REQUIRED WORK
Within the data that follows, how many lines carry the string "corresponding"? Give the number alone.

──────── INPUT DATA ────────

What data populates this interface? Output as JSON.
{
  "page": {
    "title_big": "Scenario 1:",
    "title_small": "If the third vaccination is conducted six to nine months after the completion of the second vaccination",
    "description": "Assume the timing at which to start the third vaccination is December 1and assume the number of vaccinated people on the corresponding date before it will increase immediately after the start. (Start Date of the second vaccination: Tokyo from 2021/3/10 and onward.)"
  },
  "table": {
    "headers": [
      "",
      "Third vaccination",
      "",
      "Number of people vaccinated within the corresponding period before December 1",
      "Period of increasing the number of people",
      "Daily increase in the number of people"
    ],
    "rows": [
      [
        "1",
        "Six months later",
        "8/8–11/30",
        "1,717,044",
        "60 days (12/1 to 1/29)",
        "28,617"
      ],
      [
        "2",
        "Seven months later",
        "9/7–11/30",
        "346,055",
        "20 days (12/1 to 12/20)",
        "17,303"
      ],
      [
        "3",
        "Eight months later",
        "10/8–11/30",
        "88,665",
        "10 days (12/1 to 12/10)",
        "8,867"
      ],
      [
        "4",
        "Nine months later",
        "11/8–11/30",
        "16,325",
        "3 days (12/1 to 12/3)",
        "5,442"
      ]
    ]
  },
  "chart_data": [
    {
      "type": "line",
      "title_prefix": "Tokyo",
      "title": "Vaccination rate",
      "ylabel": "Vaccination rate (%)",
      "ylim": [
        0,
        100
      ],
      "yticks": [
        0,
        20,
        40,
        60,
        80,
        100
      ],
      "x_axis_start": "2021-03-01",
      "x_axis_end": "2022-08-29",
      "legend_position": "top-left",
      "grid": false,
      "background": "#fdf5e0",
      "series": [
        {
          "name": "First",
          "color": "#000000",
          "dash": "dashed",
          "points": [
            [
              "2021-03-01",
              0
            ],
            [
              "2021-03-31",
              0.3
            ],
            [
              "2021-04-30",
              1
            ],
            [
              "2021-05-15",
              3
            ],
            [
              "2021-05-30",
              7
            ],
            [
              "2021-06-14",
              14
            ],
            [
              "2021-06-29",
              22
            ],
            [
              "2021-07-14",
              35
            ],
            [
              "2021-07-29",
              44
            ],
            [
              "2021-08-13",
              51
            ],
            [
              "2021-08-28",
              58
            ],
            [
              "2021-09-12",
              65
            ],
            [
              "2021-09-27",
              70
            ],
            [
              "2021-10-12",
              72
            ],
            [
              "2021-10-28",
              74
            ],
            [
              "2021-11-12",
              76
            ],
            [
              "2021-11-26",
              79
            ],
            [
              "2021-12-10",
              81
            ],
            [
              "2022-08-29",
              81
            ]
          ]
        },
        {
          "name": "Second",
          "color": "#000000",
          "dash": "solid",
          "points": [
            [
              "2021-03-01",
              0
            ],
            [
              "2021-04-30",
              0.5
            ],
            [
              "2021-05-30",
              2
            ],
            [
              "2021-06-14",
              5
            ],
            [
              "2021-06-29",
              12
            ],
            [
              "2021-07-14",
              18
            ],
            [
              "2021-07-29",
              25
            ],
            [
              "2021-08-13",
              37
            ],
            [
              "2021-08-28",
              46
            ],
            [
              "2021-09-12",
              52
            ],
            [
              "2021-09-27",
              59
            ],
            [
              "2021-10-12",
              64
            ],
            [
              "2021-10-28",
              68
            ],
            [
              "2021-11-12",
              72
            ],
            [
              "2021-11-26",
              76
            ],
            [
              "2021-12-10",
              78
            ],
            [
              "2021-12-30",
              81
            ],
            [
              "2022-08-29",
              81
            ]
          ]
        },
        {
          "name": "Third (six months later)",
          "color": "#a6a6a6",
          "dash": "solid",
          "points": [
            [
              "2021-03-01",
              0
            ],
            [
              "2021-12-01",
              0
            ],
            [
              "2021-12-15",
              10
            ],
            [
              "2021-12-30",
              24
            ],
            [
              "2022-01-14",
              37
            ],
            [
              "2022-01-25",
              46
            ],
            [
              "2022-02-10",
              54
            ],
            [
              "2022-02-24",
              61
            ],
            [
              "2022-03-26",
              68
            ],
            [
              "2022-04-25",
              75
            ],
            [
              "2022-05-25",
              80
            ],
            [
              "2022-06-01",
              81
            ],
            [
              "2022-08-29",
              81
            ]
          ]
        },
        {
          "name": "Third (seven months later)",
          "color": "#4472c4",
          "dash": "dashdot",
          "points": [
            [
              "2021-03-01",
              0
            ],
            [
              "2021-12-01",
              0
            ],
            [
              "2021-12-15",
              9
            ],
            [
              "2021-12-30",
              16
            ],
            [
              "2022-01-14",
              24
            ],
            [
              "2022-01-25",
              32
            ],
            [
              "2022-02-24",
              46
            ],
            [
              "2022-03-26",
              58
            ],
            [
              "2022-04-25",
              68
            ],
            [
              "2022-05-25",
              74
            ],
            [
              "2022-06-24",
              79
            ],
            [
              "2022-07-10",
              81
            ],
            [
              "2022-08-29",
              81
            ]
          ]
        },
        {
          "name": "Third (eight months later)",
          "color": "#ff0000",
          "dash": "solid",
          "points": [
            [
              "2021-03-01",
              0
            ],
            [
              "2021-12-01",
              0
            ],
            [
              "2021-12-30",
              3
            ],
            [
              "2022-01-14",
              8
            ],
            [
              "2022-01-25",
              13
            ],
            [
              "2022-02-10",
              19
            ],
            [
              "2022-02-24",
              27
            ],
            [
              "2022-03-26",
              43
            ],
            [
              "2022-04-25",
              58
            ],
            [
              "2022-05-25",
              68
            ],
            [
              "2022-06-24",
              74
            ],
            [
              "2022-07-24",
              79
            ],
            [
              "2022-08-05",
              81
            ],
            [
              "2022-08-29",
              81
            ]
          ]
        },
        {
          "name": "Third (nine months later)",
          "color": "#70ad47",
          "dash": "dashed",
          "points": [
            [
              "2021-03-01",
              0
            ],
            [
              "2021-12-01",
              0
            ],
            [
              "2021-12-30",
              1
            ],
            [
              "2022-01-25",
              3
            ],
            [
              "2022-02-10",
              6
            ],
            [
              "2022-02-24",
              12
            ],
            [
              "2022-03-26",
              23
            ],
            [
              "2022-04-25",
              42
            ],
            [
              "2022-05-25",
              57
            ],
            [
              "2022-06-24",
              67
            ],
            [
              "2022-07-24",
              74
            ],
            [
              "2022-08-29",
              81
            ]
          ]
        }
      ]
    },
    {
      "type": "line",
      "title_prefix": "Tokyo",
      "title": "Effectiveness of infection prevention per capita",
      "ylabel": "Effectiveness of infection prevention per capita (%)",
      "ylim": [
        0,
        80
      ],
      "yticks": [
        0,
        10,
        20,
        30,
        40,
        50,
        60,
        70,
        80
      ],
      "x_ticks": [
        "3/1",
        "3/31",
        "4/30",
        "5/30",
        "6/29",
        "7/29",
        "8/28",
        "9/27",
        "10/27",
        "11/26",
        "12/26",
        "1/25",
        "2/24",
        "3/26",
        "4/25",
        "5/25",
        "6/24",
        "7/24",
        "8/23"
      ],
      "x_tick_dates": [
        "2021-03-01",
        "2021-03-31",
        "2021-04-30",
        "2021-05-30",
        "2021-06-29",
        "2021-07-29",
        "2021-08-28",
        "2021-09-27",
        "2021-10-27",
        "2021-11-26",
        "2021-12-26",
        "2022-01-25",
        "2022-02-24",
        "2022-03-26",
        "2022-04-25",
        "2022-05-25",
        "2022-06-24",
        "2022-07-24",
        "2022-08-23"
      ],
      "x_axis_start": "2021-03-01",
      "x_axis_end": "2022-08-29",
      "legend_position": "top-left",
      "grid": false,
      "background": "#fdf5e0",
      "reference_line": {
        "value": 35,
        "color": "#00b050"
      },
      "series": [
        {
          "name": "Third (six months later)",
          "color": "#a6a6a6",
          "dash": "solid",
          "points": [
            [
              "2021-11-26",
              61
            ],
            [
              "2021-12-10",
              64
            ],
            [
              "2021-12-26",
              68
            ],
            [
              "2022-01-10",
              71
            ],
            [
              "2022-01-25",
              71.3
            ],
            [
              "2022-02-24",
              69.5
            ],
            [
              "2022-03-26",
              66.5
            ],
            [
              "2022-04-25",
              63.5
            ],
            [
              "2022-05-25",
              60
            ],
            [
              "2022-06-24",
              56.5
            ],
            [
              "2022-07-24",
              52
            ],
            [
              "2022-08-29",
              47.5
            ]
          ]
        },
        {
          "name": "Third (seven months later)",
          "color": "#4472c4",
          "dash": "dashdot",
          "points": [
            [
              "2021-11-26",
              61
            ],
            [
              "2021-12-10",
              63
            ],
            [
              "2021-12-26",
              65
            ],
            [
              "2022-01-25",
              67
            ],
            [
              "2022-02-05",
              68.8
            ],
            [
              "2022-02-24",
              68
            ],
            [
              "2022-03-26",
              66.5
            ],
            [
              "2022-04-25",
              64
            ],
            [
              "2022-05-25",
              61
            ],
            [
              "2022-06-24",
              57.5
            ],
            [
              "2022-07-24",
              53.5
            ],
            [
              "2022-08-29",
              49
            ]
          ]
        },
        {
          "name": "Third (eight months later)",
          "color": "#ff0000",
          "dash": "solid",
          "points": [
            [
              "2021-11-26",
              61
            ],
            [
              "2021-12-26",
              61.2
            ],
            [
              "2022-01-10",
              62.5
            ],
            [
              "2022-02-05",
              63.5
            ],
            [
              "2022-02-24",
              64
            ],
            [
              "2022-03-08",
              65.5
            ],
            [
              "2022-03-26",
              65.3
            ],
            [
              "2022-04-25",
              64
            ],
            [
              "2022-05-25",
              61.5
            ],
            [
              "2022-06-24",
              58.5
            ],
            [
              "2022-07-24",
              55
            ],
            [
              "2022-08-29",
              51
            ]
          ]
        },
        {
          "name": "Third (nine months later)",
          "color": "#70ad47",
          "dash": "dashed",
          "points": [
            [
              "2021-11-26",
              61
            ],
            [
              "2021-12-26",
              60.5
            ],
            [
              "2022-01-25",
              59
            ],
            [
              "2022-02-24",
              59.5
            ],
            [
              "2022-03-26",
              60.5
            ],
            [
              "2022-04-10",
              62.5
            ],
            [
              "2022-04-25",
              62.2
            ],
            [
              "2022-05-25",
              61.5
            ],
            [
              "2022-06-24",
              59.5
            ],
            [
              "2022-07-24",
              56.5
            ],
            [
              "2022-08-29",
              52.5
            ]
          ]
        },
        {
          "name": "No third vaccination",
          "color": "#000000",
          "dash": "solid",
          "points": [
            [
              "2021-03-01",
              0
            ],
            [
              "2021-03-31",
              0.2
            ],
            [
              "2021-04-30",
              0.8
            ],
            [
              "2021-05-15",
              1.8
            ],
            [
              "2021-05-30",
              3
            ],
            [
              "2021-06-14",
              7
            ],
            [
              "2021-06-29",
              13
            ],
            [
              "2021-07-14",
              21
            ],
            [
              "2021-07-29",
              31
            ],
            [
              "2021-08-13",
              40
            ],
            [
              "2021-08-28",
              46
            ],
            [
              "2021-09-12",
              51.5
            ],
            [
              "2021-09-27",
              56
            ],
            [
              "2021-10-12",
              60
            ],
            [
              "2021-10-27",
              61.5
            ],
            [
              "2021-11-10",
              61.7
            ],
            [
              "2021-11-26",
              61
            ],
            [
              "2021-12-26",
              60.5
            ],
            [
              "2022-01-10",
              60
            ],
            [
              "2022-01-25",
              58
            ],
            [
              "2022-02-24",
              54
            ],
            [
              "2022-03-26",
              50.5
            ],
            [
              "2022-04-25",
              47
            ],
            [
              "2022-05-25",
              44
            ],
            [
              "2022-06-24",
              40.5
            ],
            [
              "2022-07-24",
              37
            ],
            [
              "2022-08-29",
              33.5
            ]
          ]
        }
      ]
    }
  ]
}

────────

OUTPUT OF THE TASK
2